#### EXERCISE DETAILS:
Answer with one number: the count of lines in this material that hold the word "loss".

#### EXERCISE MATERIAL:
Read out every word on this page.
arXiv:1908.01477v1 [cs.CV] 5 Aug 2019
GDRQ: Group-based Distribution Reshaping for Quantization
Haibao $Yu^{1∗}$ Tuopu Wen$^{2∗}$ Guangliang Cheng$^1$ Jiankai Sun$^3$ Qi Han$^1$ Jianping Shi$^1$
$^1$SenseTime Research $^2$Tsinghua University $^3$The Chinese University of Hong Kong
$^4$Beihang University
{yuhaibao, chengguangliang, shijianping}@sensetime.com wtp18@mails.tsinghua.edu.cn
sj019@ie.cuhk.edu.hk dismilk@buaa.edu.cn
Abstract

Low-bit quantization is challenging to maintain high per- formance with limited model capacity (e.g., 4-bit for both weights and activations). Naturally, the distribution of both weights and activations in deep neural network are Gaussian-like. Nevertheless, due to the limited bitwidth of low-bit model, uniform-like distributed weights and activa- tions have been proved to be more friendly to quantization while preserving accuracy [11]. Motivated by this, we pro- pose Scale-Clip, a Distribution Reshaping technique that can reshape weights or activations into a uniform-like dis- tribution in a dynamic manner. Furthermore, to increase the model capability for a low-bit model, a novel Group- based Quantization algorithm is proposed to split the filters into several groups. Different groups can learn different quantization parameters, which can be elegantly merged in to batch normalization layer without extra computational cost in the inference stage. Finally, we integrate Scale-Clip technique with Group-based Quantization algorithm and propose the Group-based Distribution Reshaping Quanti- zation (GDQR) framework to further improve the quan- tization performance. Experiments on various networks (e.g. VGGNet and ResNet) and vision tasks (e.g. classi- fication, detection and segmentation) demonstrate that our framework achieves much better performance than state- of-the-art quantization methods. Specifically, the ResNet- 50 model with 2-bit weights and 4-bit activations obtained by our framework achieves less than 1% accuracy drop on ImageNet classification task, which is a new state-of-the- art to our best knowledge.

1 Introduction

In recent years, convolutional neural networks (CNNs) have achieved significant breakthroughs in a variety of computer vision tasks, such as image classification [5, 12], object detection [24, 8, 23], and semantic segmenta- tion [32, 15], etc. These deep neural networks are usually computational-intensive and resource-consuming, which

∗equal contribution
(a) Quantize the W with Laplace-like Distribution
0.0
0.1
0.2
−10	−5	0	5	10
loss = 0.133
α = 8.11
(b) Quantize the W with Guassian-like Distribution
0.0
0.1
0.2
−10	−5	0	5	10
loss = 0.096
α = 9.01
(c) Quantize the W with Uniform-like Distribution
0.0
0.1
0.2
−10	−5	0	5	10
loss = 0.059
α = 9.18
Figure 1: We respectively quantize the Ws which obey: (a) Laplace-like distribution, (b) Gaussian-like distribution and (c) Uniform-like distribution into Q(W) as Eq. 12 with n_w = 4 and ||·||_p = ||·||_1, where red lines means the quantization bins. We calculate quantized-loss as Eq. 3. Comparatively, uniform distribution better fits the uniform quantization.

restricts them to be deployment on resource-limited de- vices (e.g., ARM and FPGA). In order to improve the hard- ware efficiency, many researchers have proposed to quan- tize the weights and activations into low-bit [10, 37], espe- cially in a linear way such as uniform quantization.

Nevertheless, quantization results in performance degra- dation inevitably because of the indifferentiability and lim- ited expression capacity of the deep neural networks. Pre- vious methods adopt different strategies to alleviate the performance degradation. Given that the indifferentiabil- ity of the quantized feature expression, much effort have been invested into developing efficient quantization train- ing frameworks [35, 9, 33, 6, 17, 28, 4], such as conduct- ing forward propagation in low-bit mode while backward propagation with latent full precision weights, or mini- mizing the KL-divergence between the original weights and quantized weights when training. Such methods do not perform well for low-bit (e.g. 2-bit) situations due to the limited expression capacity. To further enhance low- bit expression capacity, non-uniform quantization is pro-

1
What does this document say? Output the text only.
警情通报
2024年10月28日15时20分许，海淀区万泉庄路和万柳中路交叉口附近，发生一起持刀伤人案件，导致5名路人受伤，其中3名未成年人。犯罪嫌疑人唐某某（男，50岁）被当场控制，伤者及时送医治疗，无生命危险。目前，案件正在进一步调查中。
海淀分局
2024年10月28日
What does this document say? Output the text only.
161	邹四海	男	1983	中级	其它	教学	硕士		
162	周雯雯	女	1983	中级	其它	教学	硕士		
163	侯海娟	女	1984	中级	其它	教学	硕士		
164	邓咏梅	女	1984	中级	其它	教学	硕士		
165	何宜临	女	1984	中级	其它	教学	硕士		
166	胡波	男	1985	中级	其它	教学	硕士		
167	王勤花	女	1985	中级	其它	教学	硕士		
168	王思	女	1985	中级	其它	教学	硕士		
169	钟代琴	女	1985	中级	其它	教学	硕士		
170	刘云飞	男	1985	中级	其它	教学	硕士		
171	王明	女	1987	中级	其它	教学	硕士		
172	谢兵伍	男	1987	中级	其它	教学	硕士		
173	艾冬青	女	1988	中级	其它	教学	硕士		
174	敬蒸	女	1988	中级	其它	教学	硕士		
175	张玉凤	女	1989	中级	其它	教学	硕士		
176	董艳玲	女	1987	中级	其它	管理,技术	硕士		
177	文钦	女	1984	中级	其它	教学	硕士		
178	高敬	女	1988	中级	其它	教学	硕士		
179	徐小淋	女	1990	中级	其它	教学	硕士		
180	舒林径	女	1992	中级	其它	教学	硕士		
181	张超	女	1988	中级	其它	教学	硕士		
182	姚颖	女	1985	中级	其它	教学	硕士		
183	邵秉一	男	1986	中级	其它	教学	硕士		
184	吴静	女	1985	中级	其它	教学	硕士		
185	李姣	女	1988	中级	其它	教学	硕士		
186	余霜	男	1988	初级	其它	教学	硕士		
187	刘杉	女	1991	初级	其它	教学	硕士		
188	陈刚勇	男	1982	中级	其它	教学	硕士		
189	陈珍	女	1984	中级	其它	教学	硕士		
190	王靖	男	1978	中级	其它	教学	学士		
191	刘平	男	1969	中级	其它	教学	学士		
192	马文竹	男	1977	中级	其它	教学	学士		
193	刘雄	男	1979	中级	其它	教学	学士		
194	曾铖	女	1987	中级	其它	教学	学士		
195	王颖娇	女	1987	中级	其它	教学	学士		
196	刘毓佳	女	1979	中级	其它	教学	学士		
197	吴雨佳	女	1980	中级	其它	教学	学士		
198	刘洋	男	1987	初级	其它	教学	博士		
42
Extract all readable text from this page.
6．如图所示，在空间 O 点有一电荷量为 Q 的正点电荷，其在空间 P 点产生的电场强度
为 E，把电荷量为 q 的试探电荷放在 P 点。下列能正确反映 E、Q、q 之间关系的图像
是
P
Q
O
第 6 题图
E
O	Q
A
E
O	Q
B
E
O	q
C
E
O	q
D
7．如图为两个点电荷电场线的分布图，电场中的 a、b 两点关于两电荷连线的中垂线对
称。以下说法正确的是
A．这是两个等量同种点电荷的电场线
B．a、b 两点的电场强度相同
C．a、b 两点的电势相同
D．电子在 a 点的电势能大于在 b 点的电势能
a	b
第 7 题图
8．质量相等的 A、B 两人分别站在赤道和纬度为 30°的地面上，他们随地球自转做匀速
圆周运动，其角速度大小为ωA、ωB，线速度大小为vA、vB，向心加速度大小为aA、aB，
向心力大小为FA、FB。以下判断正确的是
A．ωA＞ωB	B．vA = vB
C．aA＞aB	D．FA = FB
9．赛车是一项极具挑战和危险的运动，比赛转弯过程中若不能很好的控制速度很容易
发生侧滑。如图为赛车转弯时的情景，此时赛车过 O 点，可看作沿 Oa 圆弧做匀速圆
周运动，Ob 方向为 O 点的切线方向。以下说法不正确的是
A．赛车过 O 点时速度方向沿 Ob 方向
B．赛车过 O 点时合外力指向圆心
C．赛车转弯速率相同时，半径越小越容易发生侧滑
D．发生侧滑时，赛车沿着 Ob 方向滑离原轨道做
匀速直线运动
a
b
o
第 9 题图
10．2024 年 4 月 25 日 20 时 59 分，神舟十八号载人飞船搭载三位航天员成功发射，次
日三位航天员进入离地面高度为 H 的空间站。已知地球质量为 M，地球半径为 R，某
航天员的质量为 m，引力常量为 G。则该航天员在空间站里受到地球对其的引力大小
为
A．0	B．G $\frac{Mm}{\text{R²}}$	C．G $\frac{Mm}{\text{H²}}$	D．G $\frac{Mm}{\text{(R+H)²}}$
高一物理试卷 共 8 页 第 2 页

#### FULL ANSWER:
4